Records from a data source
BEGIN
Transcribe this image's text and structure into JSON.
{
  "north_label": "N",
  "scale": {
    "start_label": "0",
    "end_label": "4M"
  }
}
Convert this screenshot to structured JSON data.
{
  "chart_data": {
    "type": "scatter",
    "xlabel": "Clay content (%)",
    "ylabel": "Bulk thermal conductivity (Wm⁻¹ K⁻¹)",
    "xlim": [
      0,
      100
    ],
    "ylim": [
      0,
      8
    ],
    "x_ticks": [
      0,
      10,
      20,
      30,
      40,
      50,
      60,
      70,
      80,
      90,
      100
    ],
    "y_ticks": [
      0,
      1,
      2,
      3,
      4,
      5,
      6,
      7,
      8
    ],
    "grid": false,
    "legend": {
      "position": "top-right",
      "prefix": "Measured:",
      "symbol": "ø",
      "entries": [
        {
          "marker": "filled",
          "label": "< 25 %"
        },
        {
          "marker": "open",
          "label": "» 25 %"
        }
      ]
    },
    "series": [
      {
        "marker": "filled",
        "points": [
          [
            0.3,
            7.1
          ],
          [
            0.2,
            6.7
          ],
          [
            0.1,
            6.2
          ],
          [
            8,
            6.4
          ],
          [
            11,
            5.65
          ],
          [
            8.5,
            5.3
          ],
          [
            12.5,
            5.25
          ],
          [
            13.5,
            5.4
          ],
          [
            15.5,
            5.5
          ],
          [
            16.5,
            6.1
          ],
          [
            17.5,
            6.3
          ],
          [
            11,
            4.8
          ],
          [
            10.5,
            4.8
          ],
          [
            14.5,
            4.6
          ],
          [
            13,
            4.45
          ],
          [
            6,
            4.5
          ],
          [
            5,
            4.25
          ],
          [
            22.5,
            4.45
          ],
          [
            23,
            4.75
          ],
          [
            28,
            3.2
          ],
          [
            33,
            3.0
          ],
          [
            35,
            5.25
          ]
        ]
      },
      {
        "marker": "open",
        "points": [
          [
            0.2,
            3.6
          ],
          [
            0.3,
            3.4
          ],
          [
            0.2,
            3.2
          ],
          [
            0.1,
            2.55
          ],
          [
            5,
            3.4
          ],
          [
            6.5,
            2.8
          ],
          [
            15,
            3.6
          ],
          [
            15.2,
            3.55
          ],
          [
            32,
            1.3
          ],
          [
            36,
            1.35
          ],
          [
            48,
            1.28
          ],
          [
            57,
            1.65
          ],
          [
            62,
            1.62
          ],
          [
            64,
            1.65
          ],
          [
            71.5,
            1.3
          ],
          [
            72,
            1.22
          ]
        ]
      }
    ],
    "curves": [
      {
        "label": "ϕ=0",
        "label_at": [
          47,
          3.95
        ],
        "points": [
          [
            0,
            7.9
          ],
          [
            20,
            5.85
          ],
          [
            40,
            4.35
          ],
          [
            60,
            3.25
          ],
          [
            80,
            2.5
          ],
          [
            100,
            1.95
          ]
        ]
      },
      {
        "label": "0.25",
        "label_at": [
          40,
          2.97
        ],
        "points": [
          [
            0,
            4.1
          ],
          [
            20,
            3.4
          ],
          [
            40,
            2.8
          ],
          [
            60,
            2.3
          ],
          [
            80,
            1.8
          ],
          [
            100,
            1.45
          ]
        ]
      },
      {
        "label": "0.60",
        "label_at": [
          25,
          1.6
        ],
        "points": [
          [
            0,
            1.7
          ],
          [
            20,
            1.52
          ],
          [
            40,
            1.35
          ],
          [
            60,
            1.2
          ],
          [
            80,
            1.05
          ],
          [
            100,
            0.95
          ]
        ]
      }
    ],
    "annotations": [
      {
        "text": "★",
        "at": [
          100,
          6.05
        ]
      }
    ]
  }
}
END
▶ [EXERCISE DETAILS]
Repeat the data above exactly.

▶ [RESULT]
Transcribe this image's text and structure into JSON.
{
  "north_label": "N",
  "scale": {
    "start_label": "0",
    "end_label": "4M"
  }
}
Convert this screenshot to structured JSON data.
{
  "chart_data": {
    "type": "scatter",
    "xlabel": "Clay content (%)",
    "ylabel": "Bulk thermal conductivity (Wm⁻¹ K⁻¹)",
    "xlim": [
      0,
      100
    ],
    "ylim": [
      0,
      8
    ],
    "x_ticks": [
      0,
      10,
      20,
      30,
      40,
      50,
      60,
      70,
      80,
      90,
      100
    ],
    "y_ticks": [
      0,
      1,
      2,
      3,
      4,
      5,
      6,
      7,
      8
    ],
    "grid": false,
    "legend": {
      "position": "top-right",
      "prefix": "Measured:",
      "symbol": "ø",
      "entries": [
        {
          "marker": "filled",
          "label": "< 25 %"
        },
        {
          "marker": "open",
          "label": "» 25 %"
        }
      ]
    },
    "series": [
      {
        "marker": "filled",
        "points": [
          [
            0.3,
            7.1
          ],
          [
            0.2,
            6.7
          ],
          [
            0.1,
            6.2
          ],
          [
            8,
            6.4
          ],
          [
            11,
            5.65
          ],
          [
            8.5,
            5.3
          ],
          [
            12.5,
            5.25
          ],
          [
            13.5,
            5.4
          ],
          [
            15.5,
            5.5
          ],
          [
            16.5,
            6.1
          ],
          [
            17.5,
            6.3
          ],
          [
            11,
            4.8
          ],
          [
            10.5,
            4.8
          ],
          [
            14.5,
            4.6
          ],
          [
            13,
            4.45
          ],
          [
            6,
            4.5
          ],
          [
            5,
            4.25
          ],
          [
            22.5,
            4.45
          ],
          [
            23,
            4.75
          ],
          [
            28,
            3.2
          ],
          [
            33,
            3.0
          ],
          [
            35,
            5.25
          ]
        ]
      },
      {
        "marker": "open",
        "points": [
          [
            0.2,
            3.6
          ],
          [
            0.3,
            3.4
          ],
          [
            0.2,
            3.2
          ],
          [
            0.1,
            2.55
          ],
          [
            5,
            3.4
          ],
          [
            6.5,
            2.8
          ],
          [
            15,
            3.6
          ],
          [
            15.2,
            3.55
          ],
          [
            32,
            1.3
          ],
          [
            36,
            1.35
          ],
          [
            48,
            1.28
          ],
          [
            57,
            1.65
          ],
          [
            62,
            1.62
          ],
          [
            64,
            1.65
          ],
          [
            71.5,
            1.3
          ],
          [
            72,
            1.22
          ]
        ]
      }
    ],
    "curves": [
      {
        "label": "ϕ=0",
        "label_at": [
          47,
          3.95
        ],
        "points": [
          [
            0,
            7.9
          ],
          [
            20,
            5.85
          ],
          [
            40,
            4.35
          ],
          [
            60,
            3.25
          ],
          [
            80,
            2.5
          ],
          [
            100,
            1.95
          ]
        ]
      },
      {
        "label": "0.25",
        "label_at": [
          40,
          2.97
        ],
        "points": [
          [
            0,
            4.1
          ],
          [
            20,
            3.4
          ],
          [
            40,
            2.8
          ],
          [
            60,
            2.3
          ],
          [
            80,
            1.8
          ],
          [
            100,
            1.45
          ]
        ]
      },
      {
        "label": "0.60",
        "label_at": [
          25,
          1.6
        ],
        "points": [
          [
            0,
            1.7
          ],
          [
            20,
            1.52
          ],
          [
            40,
            1.35
          ],
          [
            60,
            1.2
          ],
          [
            80,
            1.05
          ],
          [
            100,
            0.95
          ]
        ]
      }
    ],
    "annotations": [
      {
        "text": "★",
        "at": [
          100,
          6.05
        ]
      }
    ]
  }
}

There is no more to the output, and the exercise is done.